--- begin EXTRACTED MATERIAL ---
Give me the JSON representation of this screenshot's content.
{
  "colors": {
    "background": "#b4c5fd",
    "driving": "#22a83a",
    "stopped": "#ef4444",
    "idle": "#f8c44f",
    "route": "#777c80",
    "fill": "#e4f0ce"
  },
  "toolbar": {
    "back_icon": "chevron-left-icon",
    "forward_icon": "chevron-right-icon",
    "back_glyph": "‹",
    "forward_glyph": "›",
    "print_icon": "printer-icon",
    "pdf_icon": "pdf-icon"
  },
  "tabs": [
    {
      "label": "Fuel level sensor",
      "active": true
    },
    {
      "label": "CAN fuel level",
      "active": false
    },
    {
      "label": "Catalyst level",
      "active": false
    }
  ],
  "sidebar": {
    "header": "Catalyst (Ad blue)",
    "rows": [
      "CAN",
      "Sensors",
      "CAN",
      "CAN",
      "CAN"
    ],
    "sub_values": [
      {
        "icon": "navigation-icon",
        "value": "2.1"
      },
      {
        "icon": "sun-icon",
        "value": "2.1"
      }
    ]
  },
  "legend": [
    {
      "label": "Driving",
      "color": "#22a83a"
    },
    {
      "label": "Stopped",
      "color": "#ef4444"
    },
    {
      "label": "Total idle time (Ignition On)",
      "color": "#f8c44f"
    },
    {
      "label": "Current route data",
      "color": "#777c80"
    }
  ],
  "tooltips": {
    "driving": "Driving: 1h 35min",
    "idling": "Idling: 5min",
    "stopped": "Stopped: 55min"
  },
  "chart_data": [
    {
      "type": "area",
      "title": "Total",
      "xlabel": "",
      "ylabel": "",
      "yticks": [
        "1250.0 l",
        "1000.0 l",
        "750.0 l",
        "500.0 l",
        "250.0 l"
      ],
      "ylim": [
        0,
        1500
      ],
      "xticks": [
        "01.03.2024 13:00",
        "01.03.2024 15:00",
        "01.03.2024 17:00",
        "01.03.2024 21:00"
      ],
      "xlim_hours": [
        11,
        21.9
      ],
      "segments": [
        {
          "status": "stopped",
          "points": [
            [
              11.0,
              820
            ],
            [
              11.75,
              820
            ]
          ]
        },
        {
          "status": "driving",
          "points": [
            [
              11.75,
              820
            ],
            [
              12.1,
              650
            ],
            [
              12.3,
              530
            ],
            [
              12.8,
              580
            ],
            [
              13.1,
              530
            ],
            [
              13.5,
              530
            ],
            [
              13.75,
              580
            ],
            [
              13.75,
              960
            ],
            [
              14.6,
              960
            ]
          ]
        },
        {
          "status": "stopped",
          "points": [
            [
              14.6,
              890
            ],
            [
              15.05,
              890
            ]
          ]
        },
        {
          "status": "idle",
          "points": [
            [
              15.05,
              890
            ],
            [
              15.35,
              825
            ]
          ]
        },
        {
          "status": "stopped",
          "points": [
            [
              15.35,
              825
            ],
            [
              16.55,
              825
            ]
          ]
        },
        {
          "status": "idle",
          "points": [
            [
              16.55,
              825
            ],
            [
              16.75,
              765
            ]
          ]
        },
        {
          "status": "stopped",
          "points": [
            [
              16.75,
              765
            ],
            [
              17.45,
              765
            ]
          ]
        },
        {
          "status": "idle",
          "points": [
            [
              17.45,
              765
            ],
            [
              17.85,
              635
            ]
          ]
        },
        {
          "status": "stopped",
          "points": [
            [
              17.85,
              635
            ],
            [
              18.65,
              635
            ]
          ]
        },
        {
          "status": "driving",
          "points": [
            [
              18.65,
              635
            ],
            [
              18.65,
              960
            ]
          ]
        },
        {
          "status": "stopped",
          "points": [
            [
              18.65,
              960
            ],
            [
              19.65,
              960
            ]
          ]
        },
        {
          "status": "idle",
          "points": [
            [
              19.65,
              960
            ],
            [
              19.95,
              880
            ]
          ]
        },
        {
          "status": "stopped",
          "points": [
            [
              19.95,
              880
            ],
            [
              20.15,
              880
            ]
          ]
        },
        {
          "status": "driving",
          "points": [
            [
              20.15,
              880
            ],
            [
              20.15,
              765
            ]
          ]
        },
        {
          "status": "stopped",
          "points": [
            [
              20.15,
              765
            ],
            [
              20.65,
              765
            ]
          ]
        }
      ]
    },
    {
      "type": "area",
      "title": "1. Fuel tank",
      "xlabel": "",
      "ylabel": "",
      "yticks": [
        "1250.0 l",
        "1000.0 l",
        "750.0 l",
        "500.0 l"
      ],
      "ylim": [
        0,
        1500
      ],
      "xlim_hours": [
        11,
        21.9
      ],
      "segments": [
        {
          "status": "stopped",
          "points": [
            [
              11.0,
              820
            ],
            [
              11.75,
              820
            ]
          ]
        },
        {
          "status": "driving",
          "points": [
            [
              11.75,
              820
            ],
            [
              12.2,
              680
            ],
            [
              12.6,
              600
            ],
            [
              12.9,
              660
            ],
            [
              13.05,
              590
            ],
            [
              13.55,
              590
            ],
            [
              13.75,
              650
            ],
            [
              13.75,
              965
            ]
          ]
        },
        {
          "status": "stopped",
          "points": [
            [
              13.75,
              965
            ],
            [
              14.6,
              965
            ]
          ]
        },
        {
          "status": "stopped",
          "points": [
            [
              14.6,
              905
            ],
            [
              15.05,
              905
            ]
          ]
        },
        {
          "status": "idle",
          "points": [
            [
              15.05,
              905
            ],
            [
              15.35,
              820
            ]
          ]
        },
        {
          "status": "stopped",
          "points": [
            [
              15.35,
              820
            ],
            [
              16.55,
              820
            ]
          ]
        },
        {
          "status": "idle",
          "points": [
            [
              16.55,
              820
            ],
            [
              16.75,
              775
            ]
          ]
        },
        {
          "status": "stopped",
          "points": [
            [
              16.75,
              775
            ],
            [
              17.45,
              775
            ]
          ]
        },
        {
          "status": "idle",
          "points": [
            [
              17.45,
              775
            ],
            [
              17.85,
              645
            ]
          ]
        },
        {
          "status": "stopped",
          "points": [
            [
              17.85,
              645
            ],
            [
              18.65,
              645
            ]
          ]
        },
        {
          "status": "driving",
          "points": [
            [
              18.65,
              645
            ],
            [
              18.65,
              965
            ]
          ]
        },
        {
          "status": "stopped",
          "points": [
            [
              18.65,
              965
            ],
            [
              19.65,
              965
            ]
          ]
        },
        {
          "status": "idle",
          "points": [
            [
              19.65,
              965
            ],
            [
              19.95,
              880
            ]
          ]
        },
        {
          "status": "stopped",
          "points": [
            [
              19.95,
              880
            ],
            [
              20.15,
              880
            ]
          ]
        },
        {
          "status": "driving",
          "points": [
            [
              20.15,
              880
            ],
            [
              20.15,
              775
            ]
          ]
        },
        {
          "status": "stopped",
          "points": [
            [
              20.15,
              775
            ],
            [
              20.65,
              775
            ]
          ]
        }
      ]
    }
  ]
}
--- end EXTRACTED MATERIAL ---
• [REQUEST]
Every entry needs to be retyped exactly.

• [SOLUTION TO THE EXERCISE]
Give me the JSON representation of this screenshot's content.
{
  "colors": {
    "background": "#b4c5fd",
    "driving": "#22a83a",
    "stopped": "#ef4444",
    "idle": "#f8c44f",
    "route": "#777c80",
    "fill": "#e4f0ce"
  },
  "toolbar": {
    "back_icon": "chevron-left-icon",
    "forward_icon": "chevron-right-icon",
    "back_glyph": "‹",
    "forward_glyph": "›",
    "print_icon": "printer-icon",
    "pdf_icon": "pdf-icon"
  },
  "tabs": [
    {
      "label": "Fuel level sensor",
      "active": true
    },
    {
      "label": "CAN fuel level",
      "active": false
    },
    {
      "label": "Catalyst level",
      "active": false
    }
  ],
  "sidebar": {
    "header": "Catalyst (Ad blue)",
    "rows": [
      "CAN",
      "Sensors",
      "CAN",
      "CAN",
      "CAN"
    ],
    "sub_values": [
      {
        "icon": "navigation-icon",
        "value": "2.1"
      },
      {
        "icon": "sun-icon",
        "value": "2.1"
      }
    ]
  },
  "legend": [
    {
      "label": "Driving",
      "color": "#22a83a"
    },
    {
      "label": "Stopped",
      "color": "#ef4444"
    },
    {
      "label": "Total idle time (Ignition On)",
      "color": "#f8c44f"
    },
    {
      "label": "Current route data",
      "color": "#777c80"
    }
  ],
  "tooltips": {
    "driving": "Driving: 1h 35min",
    "idling": "Idling: 5min",
    "stopped": "Stopped: 55min"
  },
  "chart_data": [
    {
      "type": "area",
      "title": "Total",
      "xlabel": "",
      "ylabel": "",
      "yticks": [
        "1250.0 l",
        "1000.0 l",
        "750.0 l",
        "500.0 l",
        "250.0 l"
      ],
      "ylim": [
        0,
        1500
      ],
      "xticks": [
        "01.03.2024 13:00",
        "01.03.2024 15:00",
        "01.03.2024 17:00",
        "01.03.2024 21:00"
      ],
      "xlim_hours": [
        11,
        21.9
      ],
      "segments": [
        {
          "status": "stopped",
          "points": [
            [
              11.0,
              820
            ],
            [
              11.75,
              820
            ]
          ]
        },
        {
          "status": "driving",
          "points": [
            [
              11.75,
              820
            ],
            [
              12.1,
              650
            ],
            [
              12.3,
              530
            ],
            [
              12.8,
              580
            ],
            [
              13.1,
              530
            ],
            [
              13.5,
              530
            ],
            [
              13.75,
              580
            ],
            [
              13.75,
              960
            ],
            [
              14.6,
              960
            ]
          ]
        },
        {
          "status": "stopped",
          "points": [
            [
              14.6,
              890
            ],
            [
              15.05,
              890
            ]
          ]
        },
        {
          "status": "idle",
          "points": [
            [
              15.05,
              890
            ],
            [
              15.35,
              825
            ]
          ]
        },
        {
          "status": "stopped",
          "points": [
            [
              15.35,
              825
            ],
            [
              16.55,
              825
            ]
          ]
        },
        {
          "status": "idle",
          "points": [
            [
              16.55,
              825
            ],
            [
              16.75,
              765
            ]
          ]
        },
        {
          "status": "stopped",
          "points": [
            [
              16.75,
              765
            ],
            [
              17.45,
              765
            ]
          ]
        },
        {
          "status": "idle",
          "points": [
            [
              17.45,
              765
            ],
            [
              17.85,
              635
            ]
          ]
        },
        {
          "status": "stopped",
          "points": [
            [
              17.85,
              635
            ],
            [
              18.65,
              635
            ]
          ]
        },
        {
          "status": "driving",
          "points": [
            [
              18.65,
              635
            ],
            [
              18.65,
              960
            ]
          ]
        },
        {
          "status": "stopped",
          "points": [
            [
              18.65,
              960
            ],
            [
              19.65,
              960
            ]
          ]
        },
        {
          "status": "idle",
          "points": [
            [
              19.65,
              960
            ],
            [
              19.95,
              880
            ]
          ]
        },
        {
          "status": "stopped",
          "points": [
            [
              19.95,
              880
            ],
            [
              20.15,
              880
            ]
          ]
        },
        {
          "status": "driving",
          "points": [
            [
              20.15,
              880
            ],
            [
              20.15,
              765
            ]
          ]
        },
        {
          "status": "stopped",
          "points": [
            [
              20.15,
              765
            ],
            [
              20.65,
              765
            ]
          ]
        }
      ]
    },
    {
      "type": "area",
      "title": "1. Fuel tank",
      "xlabel": "",
      "ylabel": "",
      "yticks": [
        "1250.0 l",
        "1000.0 l",
        "750.0 l",
        "500.0 l"
      ],
      "ylim": [
        0,
        1500
      ],
      "xlim_hours": [
        11,
        21.9
      ],
      "segments": [
        {
          "status": "stopped",
          "points": [
            [
              11.0,
              820
            ],
            [
              11.75,
              820
            ]
          ]
        },
        {
          "status": "driving",
          "points": [
            [
              11.75,
              820
            ],
            [
              12.2,
              680
            ],
            [
              12.6,
              600
            ],
            [
              12.9,
              660
            ],
            [
              13.05,
              590
            ],
            [
              13.55,
              590
            ],
            [
              13.75,
              650
            ],
            [
              13.75,
              965
            ]
          ]
        },
        {
          "status": "stopped",
          "points": [
            [
              13.75,
              965
            ],
            [
              14.6,
              965
            ]
          ]
        },
        {
          "status": "stopped",
          "points": [
            [
              14.6,
              905
            ],
            [
              15.05,
              905
            ]
          ]
        },
        {
          "status": "idle",
          "points": [
            [
              15.05,
              905
            ],
            [
              15.35,
              820
            ]
          ]
        },
        {
          "status": "stopped",
          "points": [
            [
              15.35,
              820
            ],
            [
              16.55,
              820
            ]
          ]
        },
        {
          "status": "idle",
          "points": [
            [
              16.55,
              820
            ],
            [
              16.75,
              775
            ]
          ]
        },
        {
          "status": "stopped",
          "points": [
            [
              16.75,
              775
            ],
            [
              17.45,
              775
            ]
          ]
        },
        {
          "status": "idle",
          "points": [
            [
              17.45,
              775
            ],
            [
              17.85,
              645
            ]
          ]
        },
        {
          "status": "stopped",
          "points": [
            [
              17.85,
              645
            ],
            [
              18.65,
              645
            ]
          ]
        },
        {
          "status": "driving",
          "points": [
            [
              18.65,
              645
            ],
            [
              18.65,
              965
            ]
          ]
        },
        {
          "status": "stopped",
          "points": [
            [
              18.65,
              965
            ],
            [
              19.65,
              965
            ]
          ]
        },
        {
          "status": "idle",
          "points": [
            [
              19.65,
              965
            ],
            [
              19.95,
              880
            ]
          ]
        },
        {
          "status": "stopped",
          "points": [
            [
              19.95,
              880
            ],
            [
              20.15,
              880
            ]
          ]
        },
        {
          "status": "driving",
          "points": [
            [
              20.15,
              880
            ],
            [
              20.15,
              775
            ]
          ]
        },
        {
          "status": "stopped",
          "points": [
            [
              20.15,
              775
            ],
            [
              20.65,
              775
            ]
          ]
        }
      ]
    }
  ]
}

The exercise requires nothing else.